EXERCISE GOAL — Extract all lines that hold the string "durch".

-------- LISTED RECORDS --------

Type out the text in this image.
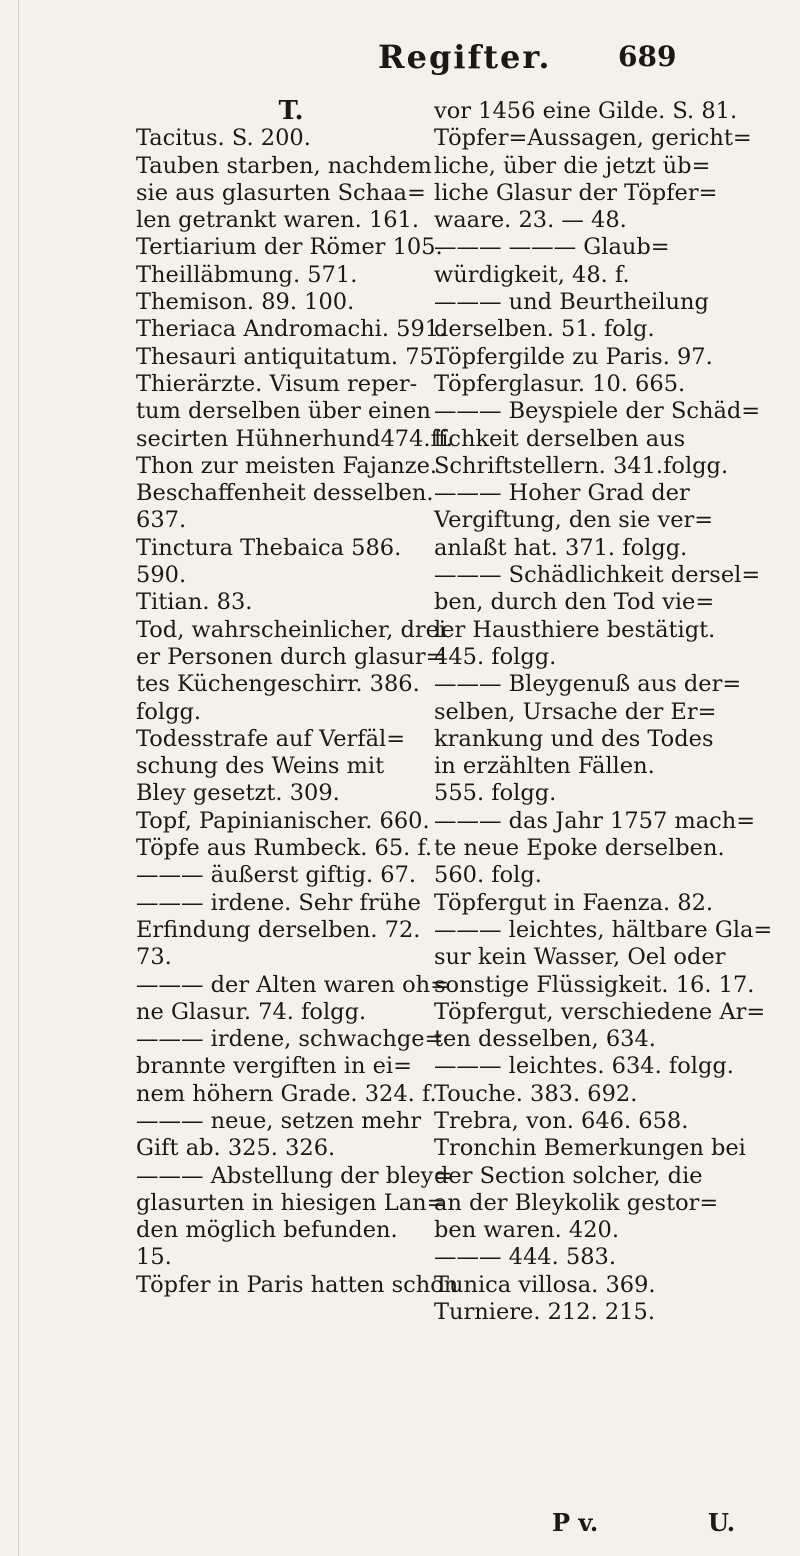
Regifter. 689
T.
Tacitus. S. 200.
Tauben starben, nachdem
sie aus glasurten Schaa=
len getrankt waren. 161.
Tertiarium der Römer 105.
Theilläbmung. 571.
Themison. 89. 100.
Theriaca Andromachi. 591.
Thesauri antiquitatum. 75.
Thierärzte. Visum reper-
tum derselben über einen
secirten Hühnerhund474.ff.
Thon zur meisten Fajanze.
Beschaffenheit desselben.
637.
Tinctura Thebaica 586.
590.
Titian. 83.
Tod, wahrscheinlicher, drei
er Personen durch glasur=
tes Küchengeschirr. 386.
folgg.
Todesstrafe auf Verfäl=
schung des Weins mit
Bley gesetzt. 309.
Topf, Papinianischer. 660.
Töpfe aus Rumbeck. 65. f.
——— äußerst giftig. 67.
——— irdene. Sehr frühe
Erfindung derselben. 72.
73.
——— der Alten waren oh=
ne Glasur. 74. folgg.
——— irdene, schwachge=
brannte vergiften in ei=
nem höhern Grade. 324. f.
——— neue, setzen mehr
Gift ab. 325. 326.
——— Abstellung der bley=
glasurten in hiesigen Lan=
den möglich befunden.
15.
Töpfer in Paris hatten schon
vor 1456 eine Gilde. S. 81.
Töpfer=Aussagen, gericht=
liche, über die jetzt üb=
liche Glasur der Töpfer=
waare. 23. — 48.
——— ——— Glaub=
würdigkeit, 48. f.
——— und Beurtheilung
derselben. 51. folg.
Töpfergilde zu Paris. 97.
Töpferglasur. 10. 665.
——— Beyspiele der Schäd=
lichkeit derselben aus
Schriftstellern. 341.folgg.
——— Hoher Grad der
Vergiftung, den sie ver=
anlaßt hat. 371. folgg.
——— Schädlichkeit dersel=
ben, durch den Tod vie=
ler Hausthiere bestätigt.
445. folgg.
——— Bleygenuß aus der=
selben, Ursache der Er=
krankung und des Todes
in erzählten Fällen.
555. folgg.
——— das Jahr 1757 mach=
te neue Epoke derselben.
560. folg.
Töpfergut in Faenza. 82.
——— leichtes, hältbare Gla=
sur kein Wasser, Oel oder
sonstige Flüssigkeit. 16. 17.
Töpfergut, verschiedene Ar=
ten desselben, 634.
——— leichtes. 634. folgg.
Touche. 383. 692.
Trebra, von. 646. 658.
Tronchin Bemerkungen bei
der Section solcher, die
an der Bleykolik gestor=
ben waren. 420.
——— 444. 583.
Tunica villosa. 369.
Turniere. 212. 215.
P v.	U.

--------

TASK RESPONSE —
er Personen durch glasur=
ben, durch den Tod vie=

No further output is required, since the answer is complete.